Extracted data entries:
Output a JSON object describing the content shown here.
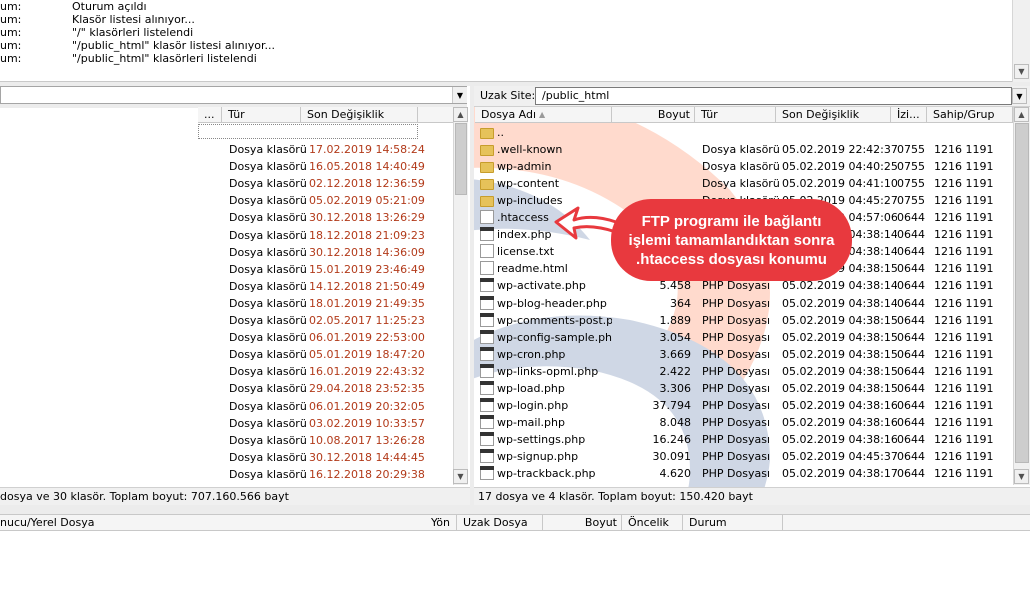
{
  "log": {
    "rows": [
      {
        "label": "um:",
        "message": "Oturum açıldı"
      },
      {
        "label": "um:",
        "message": "Klasör listesi alınıyor..."
      },
      {
        "label": "um:",
        "message": "\"/\" klasörleri listelendi"
      },
      {
        "label": "um:",
        "message": "\"/public_html\" klasör listesi alınıyor..."
      },
      {
        "label": "um:",
        "message": "\"/public_html\" klasörleri listelendi"
      }
    ]
  },
  "local": {
    "path_value": "",
    "headers": {
      "dots": "...",
      "type": "Tür",
      "modified": "Son Değişiklik"
    },
    "rows": [
      {
        "type": "Dosya klasörü",
        "modified": "17.02.2019 14:58:24"
      },
      {
        "type": "Dosya klasörü",
        "modified": "16.05.2018 14:40:49"
      },
      {
        "type": "Dosya klasörü",
        "modified": "02.12.2018 12:36:59"
      },
      {
        "type": "Dosya klasörü",
        "modified": "05.02.2019 05:21:09"
      },
      {
        "type": "Dosya klasörü",
        "modified": "30.12.2018 13:26:29"
      },
      {
        "type": "Dosya klasörü",
        "modified": "18.12.2018 21:09:23"
      },
      {
        "type": "Dosya klasörü",
        "modified": "30.12.2018 14:36:09"
      },
      {
        "type": "Dosya klasörü",
        "modified": "15.01.2019 23:46:49"
      },
      {
        "type": "Dosya klasörü",
        "modified": "14.12.2018 21:50:49"
      },
      {
        "type": "Dosya klasörü",
        "modified": "18.01.2019 21:49:35"
      },
      {
        "type": "Dosya klasörü",
        "modified": "02.05.2017 11:25:23"
      },
      {
        "type": "Dosya klasörü",
        "modified": "06.01.2019 22:53:00"
      },
      {
        "type": "Dosya klasörü",
        "modified": "05.01.2019 18:47:20"
      },
      {
        "type": "Dosya klasörü",
        "modified": "16.01.2019 22:43:32"
      },
      {
        "type": "Dosya klasörü",
        "modified": "29.04.2018 23:52:35"
      },
      {
        "type": "Dosya klasörü",
        "modified": "06.01.2019 20:32:05"
      },
      {
        "type": "Dosya klasörü",
        "modified": "03.02.2019 10:33:57"
      },
      {
        "type": "Dosya klasörü",
        "modified": "10.08.2017 13:26:28"
      },
      {
        "type": "Dosya klasörü",
        "modified": "30.12.2018 14:44:45"
      },
      {
        "type": "Dosya klasörü",
        "modified": "16.12.2018 20:29:38"
      }
    ],
    "status": "dosya ve 30 klasör. Toplam boyut: 707.160.566 bayt"
  },
  "remote": {
    "site_label": "Uzak Site:",
    "path_value": "/public_html",
    "headers": {
      "name": "Dosya Adı",
      "size": "Boyut",
      "type": "Tür",
      "modified": "Son Değişiklik",
      "perm": "İzi...",
      "owner": "Sahip/Grup"
    },
    "rows": [
      {
        "icon": "folder",
        "name": "..",
        "size": "",
        "type": "",
        "modified": "",
        "perm": "",
        "owner": ""
      },
      {
        "icon": "folder",
        "name": ".well-known",
        "size": "",
        "type": "Dosya klasörü",
        "modified": "05.02.2019 22:42:37",
        "perm": "0755",
        "owner": "1216 1191"
      },
      {
        "icon": "folder",
        "name": "wp-admin",
        "size": "",
        "type": "Dosya klasörü",
        "modified": "05.02.2019 04:40:25",
        "perm": "0755",
        "owner": "1216 1191"
      },
      {
        "icon": "folder",
        "name": "wp-content",
        "size": "",
        "type": "Dosya klasörü",
        "modified": "05.02.2019 04:41:10",
        "perm": "0755",
        "owner": "1216 1191"
      },
      {
        "icon": "folder",
        "name": "wp-includes",
        "size": "",
        "type": "Dosya klasörü",
        "modified": "05.02.2019 04:45:27",
        "perm": "0755",
        "owner": "1216 1191"
      },
      {
        "icon": "doc",
        "name": ".htaccess",
        "size": "",
        "type": "",
        "modified": "05.02.2019 04:57:06",
        "perm": "0644",
        "owner": "1216 1191"
      },
      {
        "icon": "php",
        "name": "index.php",
        "size": "",
        "type": "",
        "modified": "05.02.2019 04:38:14",
        "perm": "0644",
        "owner": "1216 1191"
      },
      {
        "icon": "doc",
        "name": "license.txt",
        "size": "",
        "type": "",
        "modified": "05.02.2019 04:38:14",
        "perm": "0644",
        "owner": "1216 1191"
      },
      {
        "icon": "doc",
        "name": "readme.html",
        "size": "",
        "type": "",
        "modified": "05.02.2019 04:38:15",
        "perm": "0644",
        "owner": "1216 1191"
      },
      {
        "icon": "php",
        "name": "wp-activate.php",
        "size": "5.458",
        "type": "PHP Dosyası",
        "modified": "05.02.2019 04:38:14",
        "perm": "0644",
        "owner": "1216 1191"
      },
      {
        "icon": "php",
        "name": "wp-blog-header.php",
        "size": "364",
        "type": "PHP Dosyası",
        "modified": "05.02.2019 04:38:14",
        "perm": "0644",
        "owner": "1216 1191"
      },
      {
        "icon": "php",
        "name": "wp-comments-post.php",
        "size": "1.889",
        "type": "PHP Dosyası",
        "modified": "05.02.2019 04:38:15",
        "perm": "0644",
        "owner": "1216 1191"
      },
      {
        "icon": "php",
        "name": "wp-config-sample.php",
        "size": "3.054",
        "type": "PHP Dosyası",
        "modified": "05.02.2019 04:38:15",
        "perm": "0644",
        "owner": "1216 1191"
      },
      {
        "icon": "php",
        "name": "wp-cron.php",
        "size": "3.669",
        "type": "PHP Dosyası",
        "modified": "05.02.2019 04:38:15",
        "perm": "0644",
        "owner": "1216 1191"
      },
      {
        "icon": "php",
        "name": "wp-links-opml.php",
        "size": "2.422",
        "type": "PHP Dosyası",
        "modified": "05.02.2019 04:38:15",
        "perm": "0644",
        "owner": "1216 1191"
      },
      {
        "icon": "php",
        "name": "wp-load.php",
        "size": "3.306",
        "type": "PHP Dosyası",
        "modified": "05.02.2019 04:38:15",
        "perm": "0644",
        "owner": "1216 1191"
      },
      {
        "icon": "php",
        "name": "wp-login.php",
        "size": "37.794",
        "type": "PHP Dosyası",
        "modified": "05.02.2019 04:38:16",
        "perm": "0644",
        "owner": "1216 1191"
      },
      {
        "icon": "php",
        "name": "wp-mail.php",
        "size": "8.048",
        "type": "PHP Dosyası",
        "modified": "05.02.2019 04:38:16",
        "perm": "0644",
        "owner": "1216 1191"
      },
      {
        "icon": "php",
        "name": "wp-settings.php",
        "size": "16.246",
        "type": "PHP Dosyası",
        "modified": "05.02.2019 04:38:16",
        "perm": "0644",
        "owner": "1216 1191"
      },
      {
        "icon": "php",
        "name": "wp-signup.php",
        "size": "30.091",
        "type": "PHP Dosyası",
        "modified": "05.02.2019 04:45:37",
        "perm": "0644",
        "owner": "1216 1191"
      },
      {
        "icon": "php",
        "name": "wp-trackback.php",
        "size": "4.620",
        "type": "PHP Dosyası",
        "modified": "05.02.2019 04:38:17",
        "perm": "0644",
        "owner": "1216 1191"
      }
    ],
    "status": "17 dosya ve 4 klasör. Toplam boyut: 150.420 bayt"
  },
  "queue": {
    "headers": {
      "local_file": "nucu/Yerel Dosya",
      "direction": "Yön",
      "remote_file": "Uzak Dosya",
      "size": "Boyut",
      "priority": "Öncelik",
      "status": "Durum"
    }
  },
  "callout": {
    "line1": "FTP programı ile bağlantı",
    "line2": "işlemi tamamlandıktan sonra",
    "line3": ".htaccess dosyası konumu"
  },
  "colors": {
    "callout": "#e8393e",
    "date_red": "#b23a1a",
    "folder": "#e6c25a"
  }
}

What to produce:
Count how many lines contain "htaccess" and give only that count.

Answer for this exercise:
2